Written problem =
The records below are to be quoted in full; please keep every word exact.

Stored items from a collection =
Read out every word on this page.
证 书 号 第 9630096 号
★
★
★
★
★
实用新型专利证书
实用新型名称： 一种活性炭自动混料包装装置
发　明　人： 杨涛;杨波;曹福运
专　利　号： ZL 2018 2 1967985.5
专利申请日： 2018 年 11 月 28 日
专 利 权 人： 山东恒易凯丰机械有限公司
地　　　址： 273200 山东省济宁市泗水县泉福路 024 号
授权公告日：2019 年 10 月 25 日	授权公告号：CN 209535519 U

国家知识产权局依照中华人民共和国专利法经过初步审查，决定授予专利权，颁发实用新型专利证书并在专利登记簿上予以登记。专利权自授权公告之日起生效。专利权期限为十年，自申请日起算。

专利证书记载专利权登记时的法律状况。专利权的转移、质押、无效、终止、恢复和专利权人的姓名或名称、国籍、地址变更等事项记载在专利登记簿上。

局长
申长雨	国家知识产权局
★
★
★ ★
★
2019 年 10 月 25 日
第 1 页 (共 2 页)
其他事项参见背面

Solution to this task =
Read out every word on this page.
证 书 号 第 9630096 号
★
★
★
★
★
实用新型专利证书
实用新型名称： 一种活性炭自动混料包装装置
发　明　人： 杨涛;杨波;曹福运
专　利　号： ZL 2018 2 1967985.5
专利申请日： 2018 年 11 月 28 日
专 利 权 人： 山东恒易凯丰机械有限公司
地　　　址： 273200 山东省济宁市泗水县泉福路 024 号
授权公告日：2019 年 10 月 25 日	授权公告号：CN 209535519 U

国家知识产权局依照中华人民共和国专利法经过初步审查，决定授予专利权，颁发实用新型专利证书并在专利登记簿上予以登记。专利权自授权公告之日起生效。专利权期限为十年，自申请日起算。

专利证书记载专利权登记时的法律状况。专利权的转移、质押、无效、终止、恢复和专利权人的姓名或名称、国籍、地址变更等事项记载在专利登记簿上。

局长
申长雨	国家知识产权局
★
★
★ ★
★
2019 年 10 月 25 日
第 1 页 (共 2 页)
其他事项参见背面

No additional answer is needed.